PASSAGE:

++++++++++++++++++++

Abstract
Objective. To investigate the effects of height, external pressure, and bladder fullness on the flow rate in continuous, non-continuous cystoscopy and the automated irrigation fluid pumping system (AIFPS). Materials. Each experiment had two 2-litre 0.9% saline bags connected to a continuous, non-continuous cystoscope or AIFPS via irrigation tubing. Other equipment included height-adjustable drip poles, uroflowmetry devices, and model bladders. Methods. In Experiment 1, saline bags were elevated to measure the increment in flow rate. In Experiment 2, saline bags were placed under external pressures to evaluate the effect on flow rate. In Experiment 3, flow rate changes in response to variable bladder fullness were measured. Results. Elevating saline bags caused an increase in flow rates, however the increment slowed down beyond a height of 80 cm. Increase in external pressure on saline bags elevated flow rates, but inconsistently. A fuller bladder led to a decrease in flow rates. In all experiments, the AIFPS posted consistent flow rates. Conclusions. Traditional irrigation systems were susceptible to changes in height of irrigation solution, external pressure application, and bladder fullness thus creating inconsistent flow rates. The AIFPS produced consistent flow rates and was not affected by any of the factors investigated in the study.
1. Introduction
Optimal visualisation is important in urological endoscopic procedures. Effective fluid irrigation systems are essential for such visualisation by maintaining a clear operative field, improving scope manoeuvrability and enabling organ dilation, which creates further space, which all contribute to improve operative precision and efficiency. Continuous-flow irrigation systems which employ separate simultaneous inflow and outflow channels have been developed in urology which has been found to deliver superior irrigation compared to conventional noncontinuous flow systems [1]. Continuous-flow systems have also led to reduced procedure times due to the enhanced visibility and an improved working space [2]. Traditionally, cystoscopic irrigation is gravity driven and has the disadvantage of having intermittent and occasionally poor flow. Even with continuous-flow instrumentation, manoeuvres such as pressure compression to irrigation fluid bags may be required but this is inconsistent and hampers monitoring of volumes and pressures generated within the bladder.
One advance that may assist in regulating consistent irrigant fluid flow is the automated irrigation fluid pumping system (AIFPS). Such systems have been shown to produce significantly better visibility than gravity-driven irrigation in certain arthroscopic procedures [3]. They allow for control of flow and in some instances the pressure generated within the target organ.
Governing the flow of fluids through any closed system is determined by physics (Box 1) whereby the flow will increase if there is ((3)) an increase in the pressure difference and radius of the tube or ((5)) a decrease in the length of the tube and viscosity of the fluid [4]. Although an increase in the height of the irrigation fluid logically results in a higher pressure difference and thus an increase in flow, the question to be considered is whether there is a reduction in the rate of increase in flow rate after a certain height, thereby decreasing the effect of further increases in the height of irrigation fluid. Furthermore, what is poorly understood and studied is the effect of pressure generated in the bladder when irrigation is used in a closed system or in a continuous flow system, with or without automated pumping systems.

++++++++++++++++++++

[Records in a dataset]
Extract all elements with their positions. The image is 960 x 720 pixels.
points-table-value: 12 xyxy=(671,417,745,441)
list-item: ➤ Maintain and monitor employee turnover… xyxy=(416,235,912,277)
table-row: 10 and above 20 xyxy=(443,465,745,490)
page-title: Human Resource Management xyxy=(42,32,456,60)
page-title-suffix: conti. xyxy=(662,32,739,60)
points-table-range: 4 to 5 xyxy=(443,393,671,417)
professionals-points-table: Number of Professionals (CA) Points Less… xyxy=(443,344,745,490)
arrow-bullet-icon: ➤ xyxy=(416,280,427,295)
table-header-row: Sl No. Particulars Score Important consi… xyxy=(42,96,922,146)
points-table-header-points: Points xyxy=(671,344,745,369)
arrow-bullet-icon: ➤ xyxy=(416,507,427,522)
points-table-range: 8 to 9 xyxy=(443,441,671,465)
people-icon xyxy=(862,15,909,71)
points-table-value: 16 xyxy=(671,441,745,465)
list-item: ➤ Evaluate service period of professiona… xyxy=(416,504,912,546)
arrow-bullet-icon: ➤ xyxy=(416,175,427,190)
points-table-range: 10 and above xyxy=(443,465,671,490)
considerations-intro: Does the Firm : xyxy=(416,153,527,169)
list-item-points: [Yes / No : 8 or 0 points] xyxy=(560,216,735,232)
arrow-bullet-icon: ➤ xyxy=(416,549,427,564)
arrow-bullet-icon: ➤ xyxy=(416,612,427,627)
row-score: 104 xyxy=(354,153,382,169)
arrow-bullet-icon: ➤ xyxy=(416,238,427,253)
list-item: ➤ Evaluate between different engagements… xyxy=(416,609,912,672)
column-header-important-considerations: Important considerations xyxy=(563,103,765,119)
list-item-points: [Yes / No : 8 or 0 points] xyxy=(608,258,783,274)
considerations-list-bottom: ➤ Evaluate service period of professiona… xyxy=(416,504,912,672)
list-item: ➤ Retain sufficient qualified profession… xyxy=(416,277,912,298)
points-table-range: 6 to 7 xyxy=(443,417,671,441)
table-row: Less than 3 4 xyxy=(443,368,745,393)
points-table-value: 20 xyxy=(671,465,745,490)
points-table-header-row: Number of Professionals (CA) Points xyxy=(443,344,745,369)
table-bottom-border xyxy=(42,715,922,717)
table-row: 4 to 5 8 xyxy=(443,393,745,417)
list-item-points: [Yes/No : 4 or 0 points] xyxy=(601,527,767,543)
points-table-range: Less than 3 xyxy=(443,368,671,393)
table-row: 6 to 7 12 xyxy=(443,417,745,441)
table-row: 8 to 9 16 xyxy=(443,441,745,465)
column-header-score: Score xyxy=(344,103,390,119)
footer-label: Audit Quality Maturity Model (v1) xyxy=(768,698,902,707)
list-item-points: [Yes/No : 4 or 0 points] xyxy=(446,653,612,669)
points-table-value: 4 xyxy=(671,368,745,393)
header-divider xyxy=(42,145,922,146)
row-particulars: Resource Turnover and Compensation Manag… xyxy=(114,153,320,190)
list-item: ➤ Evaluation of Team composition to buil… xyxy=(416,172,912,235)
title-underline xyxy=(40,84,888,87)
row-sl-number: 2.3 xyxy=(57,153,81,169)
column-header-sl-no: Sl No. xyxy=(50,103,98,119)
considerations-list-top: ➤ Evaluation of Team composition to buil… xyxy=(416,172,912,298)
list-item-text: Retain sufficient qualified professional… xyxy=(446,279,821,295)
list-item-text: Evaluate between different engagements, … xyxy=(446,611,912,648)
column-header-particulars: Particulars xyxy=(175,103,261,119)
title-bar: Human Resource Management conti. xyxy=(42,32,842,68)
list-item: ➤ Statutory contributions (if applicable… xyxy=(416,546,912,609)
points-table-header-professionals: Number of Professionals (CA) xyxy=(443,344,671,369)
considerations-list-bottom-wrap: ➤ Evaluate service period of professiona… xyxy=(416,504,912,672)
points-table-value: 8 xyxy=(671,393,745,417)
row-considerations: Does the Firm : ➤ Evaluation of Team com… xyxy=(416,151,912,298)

++++++++++++++++++++

WHAT YOU WILL DO:
(a) In the irrigation study, above what height of the saline bags did the increase in flow rate slow down?
(b) Copy the irrigation study word for word, beginning at the words "One advance that" and stopping after "the target organ.".
The items have no connection to the irrigation study.

ANSWERS FOR THE TASKS:
(a) Beyond a height of 80 cm.

(b)
One advance that may assist in regulating consistent irrigant fluid flow is the automated irrigation fluid pumping system (AIFPS). Such systems have been shown to produce significantly better visibility than gravity-driven irrigation in certain arthroscopic procedures [3]. They allow for control of flow and in some instances the pressure generated within the target organ.